(Stored records)
__________

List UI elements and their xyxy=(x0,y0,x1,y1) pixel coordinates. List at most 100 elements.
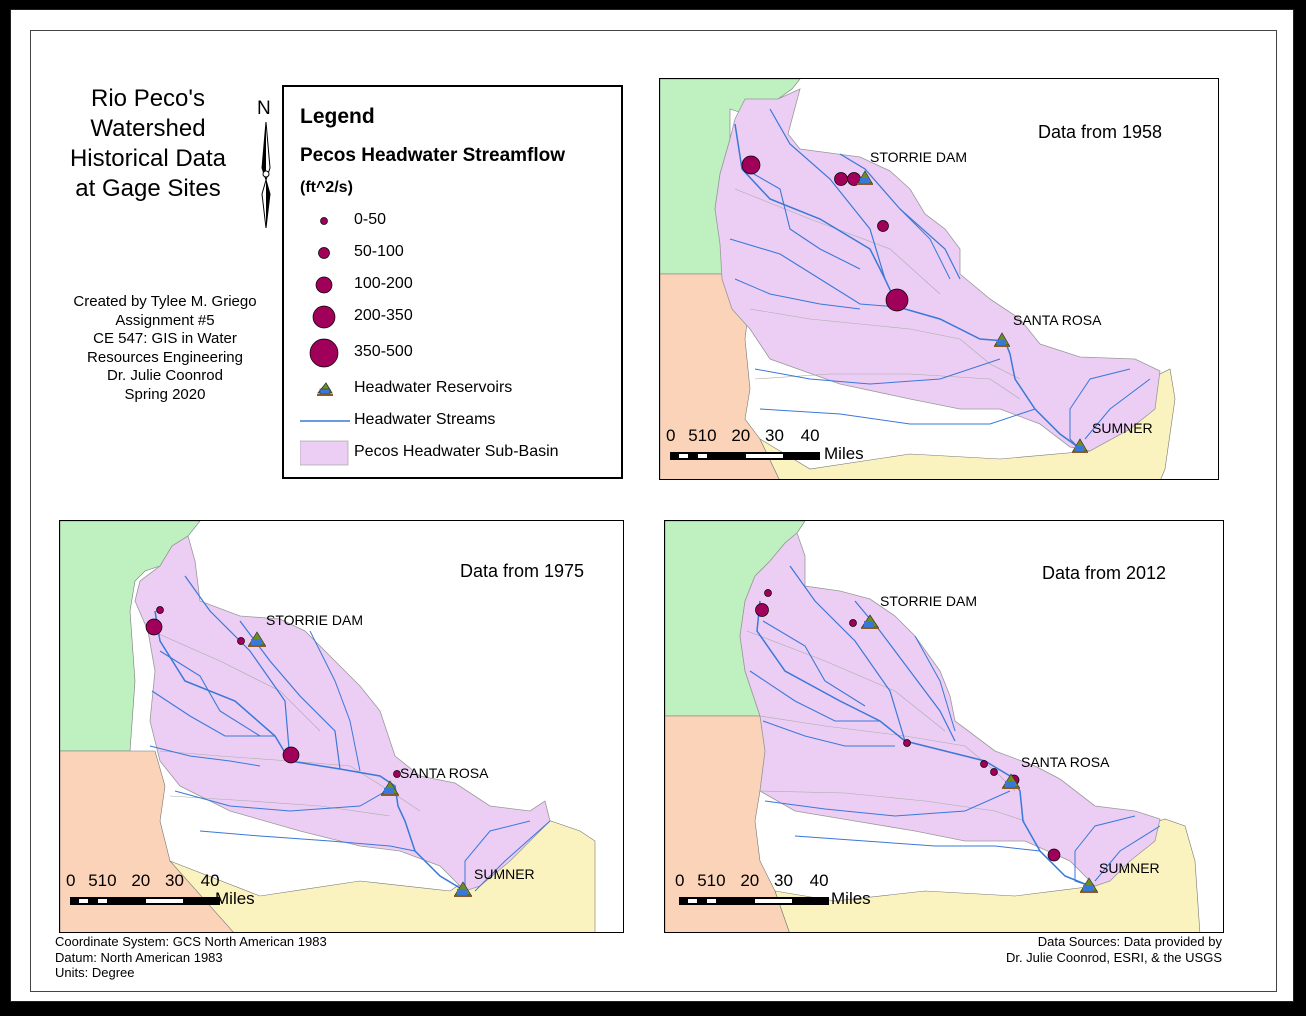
footer-line: Coordinate System: GCS North American 19… xyxy=(55,934,327,949)
scale-tick: 40 xyxy=(200,871,220,890)
scale-tick: 0 xyxy=(666,426,676,445)
gage-symbol-xl-icon xyxy=(309,338,339,368)
scale-tick: 20 xyxy=(731,426,751,445)
scale-tick: 5 xyxy=(688,426,698,445)
legend-label: Headwater Streams xyxy=(354,411,496,428)
legend-label: 0-50 xyxy=(354,211,387,228)
gage-symbol-m-icon xyxy=(315,276,333,294)
map-frame-2012: Data from 2012 STORRIE DAM SANTA ROSA SU… xyxy=(664,520,1224,933)
map-frame-1958: Data from 1958 STORRIE DAM SANTA ROSA SU… xyxy=(659,78,1219,480)
scale-bar-labels: 0 510 20 30 40 xyxy=(666,426,820,446)
reservoir-icon xyxy=(1002,773,1020,789)
legend-label: 100-200 xyxy=(354,275,413,292)
coordinate-info: Coordinate System: GCS North American 19… xyxy=(55,934,327,981)
reservoir-icon xyxy=(317,382,333,396)
scale-tick: 40 xyxy=(809,871,829,890)
data-sources: Data Sources: Data provided by Dr. Julie… xyxy=(1006,934,1222,965)
scale-tick: 30 xyxy=(764,426,784,445)
scale-unit: Miles xyxy=(215,889,255,908)
map-year-label: Data from 1958 xyxy=(1038,122,1163,142)
legend-item-class-3: 100-200 xyxy=(284,271,614,299)
legend-item-streams: Headwater Streams xyxy=(284,407,614,435)
site-label: STORRIE DAM xyxy=(880,593,977,609)
legend-label: 350-500 xyxy=(354,343,413,360)
legend-label: Headwater Reservoirs xyxy=(354,379,513,396)
legend: Legend Pecos Headwater Streamflow (ft^2/… xyxy=(282,85,623,479)
gage-symbol-xs-icon xyxy=(320,217,328,225)
credit-line: Created by Tylee M. Griego xyxy=(73,293,257,310)
scale-tick: 0 xyxy=(675,871,685,890)
map-year-label: Data from 2012 xyxy=(1042,563,1167,583)
credit-line: Assignment #5 xyxy=(115,311,215,329)
scale-tick: 0 xyxy=(66,871,76,890)
site-label: SANTA ROSA xyxy=(1013,312,1102,328)
title-line: Historical Data xyxy=(69,145,227,172)
subbasin-swatch-icon xyxy=(300,440,349,466)
footer-line: Datum: North American 1983 xyxy=(55,949,223,965)
site-label: SUMNER xyxy=(1092,420,1153,436)
reservoir-icon xyxy=(994,332,1010,347)
legend-item-class-2: 50-100 xyxy=(284,239,614,267)
credit-line: Resources Engineering xyxy=(87,348,243,366)
stream-line-icon xyxy=(300,420,350,422)
neatline xyxy=(30,30,1277,992)
footer-line: Units: Degree xyxy=(55,965,135,980)
title-line: Watershed xyxy=(90,115,206,142)
footer-line: Dr. Julie Coonrod, ESRI, & the USGS xyxy=(1005,949,1222,965)
credit-line: CE 547: GIS in Water xyxy=(93,330,237,347)
site-label: SANTA ROSA xyxy=(400,765,489,781)
scale-tick: 20 xyxy=(131,871,151,890)
scale-tick: 5 xyxy=(697,871,707,890)
scale-tick: 10 xyxy=(706,871,726,890)
map-canvas-1958 xyxy=(660,79,1176,479)
map-title: Rio Peco's Watershed Historical Data at … xyxy=(48,84,248,204)
legend-item-class-5: 350-500 xyxy=(284,337,614,369)
scale-tick: 20 xyxy=(740,871,760,890)
title-line: Rio Peco's xyxy=(91,85,205,112)
reservoir-icon xyxy=(1080,877,1098,893)
site-label: SUMNER xyxy=(474,866,535,882)
scale-tick: 40 xyxy=(800,426,820,445)
scale-bar xyxy=(670,452,820,460)
credit-line: Dr. Julie Coonrod xyxy=(107,367,223,384)
reservoir-icon xyxy=(1072,438,1088,453)
credit-line: Spring 2020 xyxy=(124,385,206,403)
scale-bar xyxy=(679,897,829,905)
scale-tick: 30 xyxy=(773,871,793,890)
scale-bar xyxy=(70,897,220,905)
scale-bar-labels: 0 510 20 30 40 xyxy=(66,871,220,891)
gage-symbol-l-icon xyxy=(312,305,336,329)
scale-tick: 10 xyxy=(97,871,117,890)
legend-item-reservoirs: Headwater Reservoirs xyxy=(284,375,614,403)
site-label: SUMNER xyxy=(1099,860,1160,876)
legend-unit: (ft^2/s) xyxy=(300,179,353,196)
reservoir-icon xyxy=(861,614,879,629)
title-line: at Gage Sites xyxy=(75,175,221,202)
scale-unit: Miles xyxy=(824,444,864,463)
north-label: N xyxy=(257,98,271,119)
legend-label: Pecos Headwater Sub-Basin xyxy=(354,443,559,460)
scale-tick: 30 xyxy=(164,871,184,890)
map-frame-1975: Data from 1975 STORRIE DAM SANTA ROSA SU… xyxy=(59,520,624,933)
reservoir-icon xyxy=(381,780,399,796)
reservoir-icon xyxy=(857,170,873,185)
legend-item-class-4: 200-350 xyxy=(284,303,614,331)
map-canvas-1975 xyxy=(60,521,596,932)
site-label: STORRIE DAM xyxy=(266,612,363,628)
legend-item-subbasin: Pecos Headwater Sub-Basin xyxy=(284,439,614,467)
scale-tick: 10 xyxy=(697,426,717,445)
legend-title: Legend xyxy=(300,105,375,128)
legend-item-class-1: 0-50 xyxy=(284,207,614,235)
scale-bar-labels: 0 510 20 30 40 xyxy=(675,871,829,891)
site-label: STORRIE DAM xyxy=(870,149,967,165)
legend-subtitle: Pecos Headwater Streamflow xyxy=(300,145,566,166)
footer-line: Data Sources: Data provided by xyxy=(1037,934,1222,949)
map-year-label: Data from 1975 xyxy=(460,561,585,581)
gage-symbol-s-icon xyxy=(318,247,330,259)
scale-unit: Miles xyxy=(831,889,871,908)
reservoir-icon xyxy=(248,631,266,647)
reservoir-icon xyxy=(454,881,472,897)
credits: Created by Tylee M. Griego Assignment #5… xyxy=(40,293,290,404)
scale-tick: 5 xyxy=(88,871,98,890)
map-canvas-2012 xyxy=(665,521,1201,932)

__________

### WHAT IS ASKED
Retype all of the rows above line for line, omitting the pictures.

### SOLUTION TO THIS TASK
List UI elements and their xyxy=(x0,y0,x1,y1) pixel coordinates. List at most 100 elements.
footer-line: Coordinate System: GCS North American 19… xyxy=(55,934,327,949)
scale-tick: 40 xyxy=(200,871,220,890)
scale-tick: 0 xyxy=(666,426,676,445)
gage-symbol-xl-icon xyxy=(309,338,339,368)
scale-tick: 20 xyxy=(731,426,751,445)
scale-tick: 5 xyxy=(688,426,698,445)
legend-label: Headwater Streams xyxy=(354,411,496,428)
legend-label: 0-50 xyxy=(354,211,387,228)
gage-symbol-m-icon xyxy=(315,276,333,294)
map-frame-2012: Data from 2012 STORRIE DAM SANTA ROSA SU… xyxy=(664,520,1224,933)
map-frame-1958: Data from 1958 STORRIE DAM SANTA ROSA SU… xyxy=(659,78,1219,480)
scale-bar-labels: 0 510 20 30 40 xyxy=(666,426,820,446)
reservoir-icon xyxy=(1002,773,1020,789)
legend-label: 100-200 xyxy=(354,275,413,292)
coordinate-info: Coordinate System: GCS North American 19… xyxy=(55,934,327,981)
reservoir-icon xyxy=(317,382,333,396)
scale-tick: 40 xyxy=(809,871,829,890)
data-sources: Data Sources: Data provided by Dr. Julie… xyxy=(1006,934,1222,965)
scale-tick: 30 xyxy=(764,426,784,445)
scale-unit: Miles xyxy=(215,889,255,908)
map-year-label: Data from 1958 xyxy=(1038,122,1163,142)
legend-item-class-3: 100-200 xyxy=(284,271,614,299)
legend-item-streams: Headwater Streams xyxy=(284,407,614,435)
site-label: STORRIE DAM xyxy=(880,593,977,609)
legend-label: 350-500 xyxy=(354,343,413,360)
legend-label: Headwater Reservoirs xyxy=(354,379,513,396)
legend: Legend Pecos Headwater Streamflow (ft^2/… xyxy=(282,85,623,479)
gage-symbol-xs-icon xyxy=(320,217,328,225)
credit-line: Created by Tylee M. Griego xyxy=(73,293,257,310)
scale-tick: 0 xyxy=(675,871,685,890)
map-year-label: Data from 2012 xyxy=(1042,563,1167,583)
credit-line: Assignment #5 xyxy=(115,311,215,329)
scale-tick: 0 xyxy=(66,871,76,890)
site-label: SANTA ROSA xyxy=(1013,312,1102,328)
title-line: Historical Data xyxy=(69,145,227,172)
subbasin-swatch-icon xyxy=(300,440,349,466)
footer-line: Datum: North American 1983 xyxy=(55,949,223,965)
site-label: SUMNER xyxy=(1092,420,1153,436)
reservoir-icon xyxy=(994,332,1010,347)
legend-item-class-2: 50-100 xyxy=(284,239,614,267)
credit-line: Resources Engineering xyxy=(87,348,243,366)
stream-line-icon xyxy=(300,420,350,422)
neatline xyxy=(30,30,1277,992)
footer-line: Units: Degree xyxy=(55,965,135,980)
title-line: Watershed xyxy=(90,115,206,142)
footer-line: Dr. Julie Coonrod, ESRI, & the USGS xyxy=(1005,949,1222,965)
credit-line: CE 547: GIS in Water xyxy=(93,330,237,347)
site-label: SANTA ROSA xyxy=(400,765,489,781)
scale-tick: 20 xyxy=(131,871,151,890)
scale-tick: 5 xyxy=(697,871,707,890)
scale-tick: 10 xyxy=(706,871,726,890)
map-canvas-1958 xyxy=(660,79,1176,479)
map-title: Rio Peco's Watershed Historical Data at … xyxy=(48,84,248,204)
legend-item-class-5: 350-500 xyxy=(284,337,614,369)
scale-tick: 20 xyxy=(740,871,760,890)
title-line: Rio Peco's xyxy=(91,85,205,112)
reservoir-icon xyxy=(1080,877,1098,893)
site-label: SUMNER xyxy=(474,866,535,882)
scale-tick: 40 xyxy=(800,426,820,445)
scale-bar xyxy=(670,452,820,460)
credit-line: Dr. Julie Coonrod xyxy=(107,367,223,384)
reservoir-icon xyxy=(1072,438,1088,453)
credit-line: Spring 2020 xyxy=(124,385,206,403)
scale-bar xyxy=(679,897,829,905)
scale-tick: 30 xyxy=(773,871,793,890)
scale-bar xyxy=(70,897,220,905)
scale-bar-labels: 0 510 20 30 40 xyxy=(66,871,220,891)
gage-symbol-l-icon xyxy=(312,305,336,329)
scale-tick: 10 xyxy=(97,871,117,890)
legend-item-reservoirs: Headwater Reservoirs xyxy=(284,375,614,403)
site-label: SUMNER xyxy=(1099,860,1160,876)
legend-unit: (ft^2/s) xyxy=(300,179,353,196)
reservoir-icon xyxy=(861,614,879,629)
title-line: at Gage Sites xyxy=(75,175,221,202)
scale-unit: Miles xyxy=(824,444,864,463)
north-label: N xyxy=(257,98,271,119)
legend-label: Pecos Headwater Sub-Basin xyxy=(354,443,559,460)
scale-tick: 30 xyxy=(164,871,184,890)
map-frame-1975: Data from 1975 STORRIE DAM SANTA ROSA SU… xyxy=(59,520,624,933)
reservoir-icon xyxy=(381,780,399,796)
reservoir-icon xyxy=(857,170,873,185)
legend-item-class-4: 200-350 xyxy=(284,303,614,331)
map-canvas-1975 xyxy=(60,521,596,932)
site-label: STORRIE DAM xyxy=(266,612,363,628)
legend-item-subbasin: Pecos Headwater Sub-Basin xyxy=(284,439,614,467)
scale-tick: 10 xyxy=(697,426,717,445)
legend-title: Legend xyxy=(300,105,375,128)
legend-item-class-1: 0-50 xyxy=(284,207,614,235)
scale-bar-labels: 0 510 20 30 40 xyxy=(675,871,829,891)
site-label: STORRIE DAM xyxy=(870,149,967,165)
legend-subtitle: Pecos Headwater Streamflow xyxy=(300,145,566,166)
footer-line: Data Sources: Data provided by xyxy=(1037,934,1222,949)
map-year-label: Data from 1975 xyxy=(460,561,585,581)
gage-symbol-s-icon xyxy=(318,247,330,259)
scale-unit: Miles xyxy=(831,889,871,908)
reservoir-icon xyxy=(248,631,266,647)
reservoir-icon xyxy=(454,881,472,897)
credits: Created by Tylee M. Griego Assignment #5… xyxy=(40,293,290,404)
scale-tick: 5 xyxy=(88,871,98,890)
map-canvas-2012 xyxy=(665,521,1201,932)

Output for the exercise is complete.